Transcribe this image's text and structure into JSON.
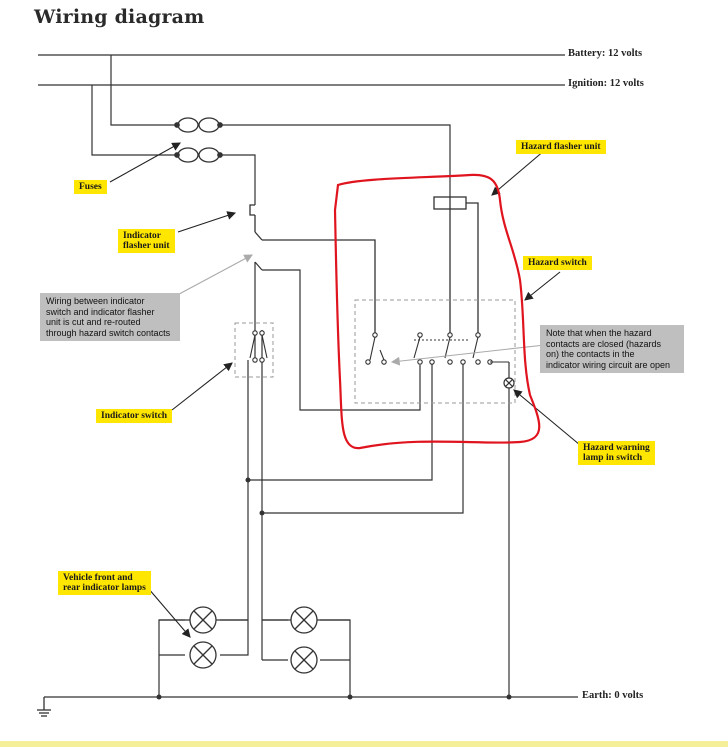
{
  "title": "Wiring diagram",
  "rails": {
    "battery": "Battery: 12 volts",
    "ignition": "Ignition: 12 volts",
    "earth": "Earth: 0 volts"
  },
  "labels": {
    "fuses": "Fuses",
    "indicator_flasher_unit": "Indicator\nflasher unit",
    "hazard_flasher_unit": "Hazard flasher unit",
    "hazard_switch": "Hazard switch",
    "indicator_switch": "Indicator switch",
    "hazard_warning_lamp": "Hazard warning\nlamp in switch",
    "vehicle_lamps": "Vehicle front and\nrear indicator lamps"
  },
  "notes": {
    "rerouted_wiring": "Wiring between indicator\nswitch and indicator flasher\nunit is cut and re-routed\nthrough hazard switch contacts",
    "hazard_contacts": "Note that when the hazard\ncontacts are closed (hazards\non) the contacts in the\nindicator wiring circuit are open"
  },
  "colors": {
    "wire": "#333333",
    "highlight": "#ffe600",
    "note_box": "#bfbfbf",
    "markup": "#e0141e",
    "dashed": "#999999"
  }
}
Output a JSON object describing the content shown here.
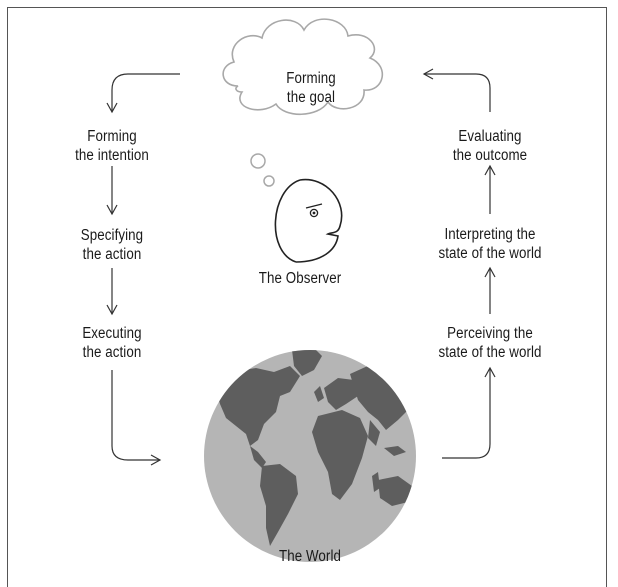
{
  "stages": {
    "forming_goal": "Forming\nthe goal",
    "forming_intention": "Forming\nthe intention",
    "specifying_action": "Specifying\nthe action",
    "executing_action": "Executing\nthe action",
    "perceiving_state": "Perceiving the\nstate of the world",
    "interpreting_state": "Interpreting the\nstate of the world",
    "evaluating_outcome": "Evaluating\nthe outcome"
  },
  "observer_label": "The Observer",
  "world_label": "The World",
  "colors": {
    "line": "#333333",
    "cloud_stroke": "#a8a8a8",
    "globe_fill": "#b5b5b5",
    "land_fill": "#5e5e5e",
    "frame": "#555555"
  },
  "icons": [
    "thought-cloud-icon",
    "observer-face-icon",
    "world-globe-icon",
    "arrow-icon"
  ]
}
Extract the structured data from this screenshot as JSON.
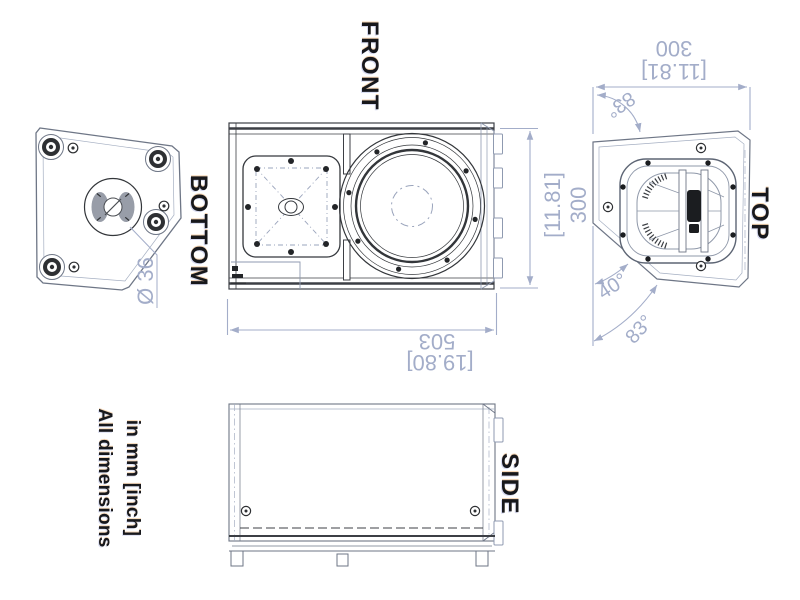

■ ■ ■ ■ ■ ■ ■

- STATED PROBLEM
Without including any pictures, print all of the material exactly as given.

- SOLVED EXERCISE
Transcribe this image's text and structure into JSON.
{
  "title": "Wiring diagram",
  "rails": {
    "battery": "Battery: 12 volts",
    "ignition": "Ignition: 12 volts",
    "earth": "Earth: 0 volts"
  },
  "labels": {
    "fuses": "Fuses",
    "indicator_flasher_unit": "Indicator\nflasher unit",
    "hazard_flasher_unit": "Hazard flasher unit",
    "hazard_switch": "Hazard switch",
    "indicator_switch": "Indicator switch",
    "hazard_warning_lamp": "Hazard warning\nlamp in switch",
    "vehicle_lamps": "Vehicle front and\nrear indicator lamps"
  },
  "notes": {
    "rerouted_wiring": "Wiring between indicator\nswitch and indicator flasher\nunit is cut and re-routed\nthrough hazard switch contacts",
    "hazard_contacts": "Note that when the hazard\ncontacts are closed (hazards\non) the contacts in the\nindicator wiring circuit are open"
  },
  "colors": {
    "wire": "#333333",
    "highlight": "#ffe600",
    "note_box": "#bfbfbf",
    "markup": "#e0141e",
    "dashed": "#999999"
  }
}
Output a JSON object describing the content shown here.
{
  "stages": {
    "forming_goal": "Forming\nthe goal",
    "forming_intention": "Forming\nthe intention",
    "specifying_action": "Specifying\nthe action",
    "executing_action": "Executing\nthe action",
    "perceiving_state": "Perceiving the\nstate of the world",
    "interpreting_state": "Interpreting the\nstate of the world",
    "evaluating_outcome": "Evaluating\nthe outcome"
  },
  "observer_label": "The Observer",
  "world_label": "The World",
  "colors": {
    "line": "#333333",
    "cloud_stroke": "#a8a8a8",
    "globe_fill": "#b5b5b5",
    "land_fill": "#5e5e5e",
    "frame": "#555555"
  },
  "icons": [
    "thought-cloud-icon",
    "observer-face-icon",
    "world-globe-icon",
    "arrow-icon"
  ]
}
Extract the structured data from this screenshot as JSON.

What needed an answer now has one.